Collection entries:
################

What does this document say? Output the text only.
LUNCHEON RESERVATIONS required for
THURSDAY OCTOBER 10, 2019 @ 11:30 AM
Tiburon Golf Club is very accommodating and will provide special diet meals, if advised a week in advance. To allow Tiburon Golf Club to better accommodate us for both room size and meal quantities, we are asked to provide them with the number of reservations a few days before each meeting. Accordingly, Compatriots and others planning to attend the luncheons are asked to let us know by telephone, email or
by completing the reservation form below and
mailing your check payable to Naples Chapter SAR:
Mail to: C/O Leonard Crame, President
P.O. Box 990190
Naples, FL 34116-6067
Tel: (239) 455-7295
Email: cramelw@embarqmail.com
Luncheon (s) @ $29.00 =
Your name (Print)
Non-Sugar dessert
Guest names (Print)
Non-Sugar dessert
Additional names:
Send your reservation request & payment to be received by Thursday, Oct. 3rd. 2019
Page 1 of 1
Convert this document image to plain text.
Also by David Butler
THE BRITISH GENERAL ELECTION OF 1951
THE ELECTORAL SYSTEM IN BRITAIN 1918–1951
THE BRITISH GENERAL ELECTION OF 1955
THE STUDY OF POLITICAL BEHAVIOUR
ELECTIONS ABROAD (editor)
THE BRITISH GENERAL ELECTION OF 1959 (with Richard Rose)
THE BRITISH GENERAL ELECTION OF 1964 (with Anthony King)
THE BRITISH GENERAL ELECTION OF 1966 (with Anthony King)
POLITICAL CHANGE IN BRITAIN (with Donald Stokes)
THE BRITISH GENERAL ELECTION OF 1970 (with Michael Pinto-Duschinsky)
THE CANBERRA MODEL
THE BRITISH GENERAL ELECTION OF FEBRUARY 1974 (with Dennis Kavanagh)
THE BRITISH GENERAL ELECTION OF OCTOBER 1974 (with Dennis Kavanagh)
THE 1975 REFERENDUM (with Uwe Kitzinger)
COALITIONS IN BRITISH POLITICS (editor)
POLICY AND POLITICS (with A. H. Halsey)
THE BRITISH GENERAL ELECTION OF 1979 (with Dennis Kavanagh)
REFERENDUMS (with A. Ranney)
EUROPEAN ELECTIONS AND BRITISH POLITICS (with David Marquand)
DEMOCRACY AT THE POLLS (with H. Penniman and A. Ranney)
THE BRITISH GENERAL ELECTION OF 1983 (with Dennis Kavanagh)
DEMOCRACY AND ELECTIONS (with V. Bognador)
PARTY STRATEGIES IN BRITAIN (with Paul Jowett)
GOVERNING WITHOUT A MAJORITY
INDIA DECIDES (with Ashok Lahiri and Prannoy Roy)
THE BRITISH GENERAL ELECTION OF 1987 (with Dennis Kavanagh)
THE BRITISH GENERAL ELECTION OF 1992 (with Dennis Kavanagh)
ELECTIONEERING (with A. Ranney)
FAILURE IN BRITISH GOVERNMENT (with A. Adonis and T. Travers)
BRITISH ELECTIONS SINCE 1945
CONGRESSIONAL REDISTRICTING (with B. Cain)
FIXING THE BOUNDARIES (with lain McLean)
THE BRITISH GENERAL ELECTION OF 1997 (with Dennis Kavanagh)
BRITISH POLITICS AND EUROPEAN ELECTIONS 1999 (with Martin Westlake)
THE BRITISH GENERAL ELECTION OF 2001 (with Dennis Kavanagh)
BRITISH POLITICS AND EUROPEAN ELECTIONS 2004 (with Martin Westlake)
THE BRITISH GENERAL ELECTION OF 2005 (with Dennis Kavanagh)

################

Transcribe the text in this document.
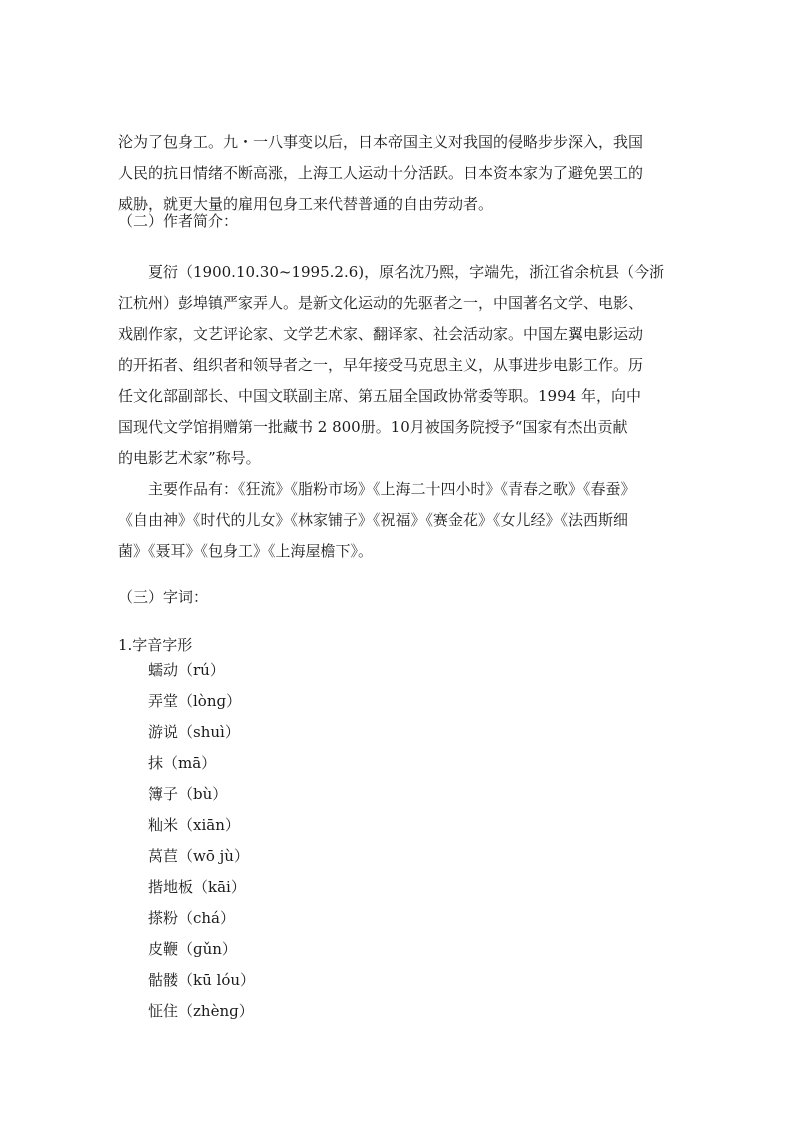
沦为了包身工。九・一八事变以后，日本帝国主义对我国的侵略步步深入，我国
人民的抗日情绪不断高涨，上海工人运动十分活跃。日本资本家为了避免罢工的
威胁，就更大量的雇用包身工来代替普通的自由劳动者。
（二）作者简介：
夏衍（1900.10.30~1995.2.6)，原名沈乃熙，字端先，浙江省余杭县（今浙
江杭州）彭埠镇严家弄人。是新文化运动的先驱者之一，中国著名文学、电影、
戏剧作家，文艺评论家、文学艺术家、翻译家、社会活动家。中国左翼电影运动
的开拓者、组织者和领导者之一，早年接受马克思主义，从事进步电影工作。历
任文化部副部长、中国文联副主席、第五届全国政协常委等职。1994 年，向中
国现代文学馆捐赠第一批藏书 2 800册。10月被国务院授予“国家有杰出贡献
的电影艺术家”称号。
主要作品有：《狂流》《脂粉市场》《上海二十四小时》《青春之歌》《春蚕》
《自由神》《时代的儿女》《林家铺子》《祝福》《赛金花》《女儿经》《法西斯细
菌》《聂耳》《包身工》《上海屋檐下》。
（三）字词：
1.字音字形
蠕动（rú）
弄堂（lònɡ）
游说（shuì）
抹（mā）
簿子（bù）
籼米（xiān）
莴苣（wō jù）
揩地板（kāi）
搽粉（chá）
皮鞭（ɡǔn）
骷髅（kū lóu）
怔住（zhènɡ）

################

**Problem to solve:**
Search the data for the string "OCTOBER" and copy each line where it appears.

**The reply:**
THURSDAY OCTOBER 10, 2019 @ 11:30 AM
THE BRITISH GENERAL ELECTION OF OCTOBER 1974 (with Dennis Kavanagh)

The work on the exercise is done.